_Goal:_ Scan each line of the records for the word "scale" and extract the ones that have it.

Dataset listings of figures:
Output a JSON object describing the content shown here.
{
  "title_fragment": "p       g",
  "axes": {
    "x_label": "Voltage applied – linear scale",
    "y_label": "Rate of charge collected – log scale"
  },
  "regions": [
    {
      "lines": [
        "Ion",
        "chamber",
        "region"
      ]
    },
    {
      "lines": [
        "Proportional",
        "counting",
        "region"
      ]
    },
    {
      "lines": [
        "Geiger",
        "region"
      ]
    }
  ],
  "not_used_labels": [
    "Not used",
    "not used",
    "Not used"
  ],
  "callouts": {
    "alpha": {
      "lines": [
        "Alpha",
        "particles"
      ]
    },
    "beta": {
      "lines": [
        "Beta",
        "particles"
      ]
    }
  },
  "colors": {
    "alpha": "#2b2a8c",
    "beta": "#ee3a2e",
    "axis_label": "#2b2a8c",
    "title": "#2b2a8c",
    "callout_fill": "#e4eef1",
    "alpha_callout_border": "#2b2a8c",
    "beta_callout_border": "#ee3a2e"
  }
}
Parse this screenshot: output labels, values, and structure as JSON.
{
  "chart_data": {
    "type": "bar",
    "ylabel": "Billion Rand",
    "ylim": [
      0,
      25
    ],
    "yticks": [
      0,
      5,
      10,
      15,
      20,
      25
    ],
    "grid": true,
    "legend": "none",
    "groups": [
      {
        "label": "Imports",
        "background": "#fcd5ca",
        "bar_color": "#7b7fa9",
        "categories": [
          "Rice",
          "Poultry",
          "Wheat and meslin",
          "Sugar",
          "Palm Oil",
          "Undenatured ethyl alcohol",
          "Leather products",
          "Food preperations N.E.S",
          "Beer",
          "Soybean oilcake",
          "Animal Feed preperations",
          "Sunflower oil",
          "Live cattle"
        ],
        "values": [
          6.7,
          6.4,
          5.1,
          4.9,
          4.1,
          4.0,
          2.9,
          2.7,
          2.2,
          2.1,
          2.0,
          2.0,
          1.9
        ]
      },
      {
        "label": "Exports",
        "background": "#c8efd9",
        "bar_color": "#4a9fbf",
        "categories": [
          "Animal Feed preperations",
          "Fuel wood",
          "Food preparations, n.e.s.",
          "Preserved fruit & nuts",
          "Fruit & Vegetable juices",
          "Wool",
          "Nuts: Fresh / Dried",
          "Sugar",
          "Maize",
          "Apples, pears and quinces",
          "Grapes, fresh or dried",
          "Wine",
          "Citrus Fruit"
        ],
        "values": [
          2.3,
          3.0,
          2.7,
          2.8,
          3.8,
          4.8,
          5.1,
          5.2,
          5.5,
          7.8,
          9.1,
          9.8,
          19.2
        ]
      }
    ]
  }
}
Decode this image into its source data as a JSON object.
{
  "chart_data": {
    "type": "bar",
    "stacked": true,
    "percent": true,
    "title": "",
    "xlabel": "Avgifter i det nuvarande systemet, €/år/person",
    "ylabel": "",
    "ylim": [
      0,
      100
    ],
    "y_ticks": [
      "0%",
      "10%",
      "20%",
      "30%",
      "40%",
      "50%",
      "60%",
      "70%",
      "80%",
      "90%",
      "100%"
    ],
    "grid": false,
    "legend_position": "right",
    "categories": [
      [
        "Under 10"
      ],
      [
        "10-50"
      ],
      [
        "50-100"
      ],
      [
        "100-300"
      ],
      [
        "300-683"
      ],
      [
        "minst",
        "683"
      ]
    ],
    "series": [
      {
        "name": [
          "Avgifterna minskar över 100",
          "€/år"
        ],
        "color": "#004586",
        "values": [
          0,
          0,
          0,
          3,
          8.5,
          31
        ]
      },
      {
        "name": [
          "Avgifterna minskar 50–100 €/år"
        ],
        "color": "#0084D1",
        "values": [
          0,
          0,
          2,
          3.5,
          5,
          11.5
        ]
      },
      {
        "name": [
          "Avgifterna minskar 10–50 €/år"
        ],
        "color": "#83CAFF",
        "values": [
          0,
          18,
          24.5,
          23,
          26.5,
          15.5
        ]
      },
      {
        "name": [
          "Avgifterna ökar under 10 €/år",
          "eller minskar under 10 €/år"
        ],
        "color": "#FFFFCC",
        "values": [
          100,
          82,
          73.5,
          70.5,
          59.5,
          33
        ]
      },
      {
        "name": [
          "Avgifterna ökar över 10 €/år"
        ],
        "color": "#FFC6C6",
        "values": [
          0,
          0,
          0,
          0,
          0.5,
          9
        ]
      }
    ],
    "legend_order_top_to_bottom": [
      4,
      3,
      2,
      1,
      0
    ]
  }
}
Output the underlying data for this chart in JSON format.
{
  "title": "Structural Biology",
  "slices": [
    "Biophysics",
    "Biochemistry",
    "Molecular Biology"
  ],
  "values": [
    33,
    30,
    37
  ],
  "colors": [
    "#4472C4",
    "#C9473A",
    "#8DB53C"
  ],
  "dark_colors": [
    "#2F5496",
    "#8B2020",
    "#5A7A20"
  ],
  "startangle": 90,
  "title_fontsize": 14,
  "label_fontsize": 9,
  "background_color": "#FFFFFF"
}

_Solution for this exercise:_
    "x_label": "Voltage applied – linear scale",
    "y_label": "Rate of charge collected – log scale"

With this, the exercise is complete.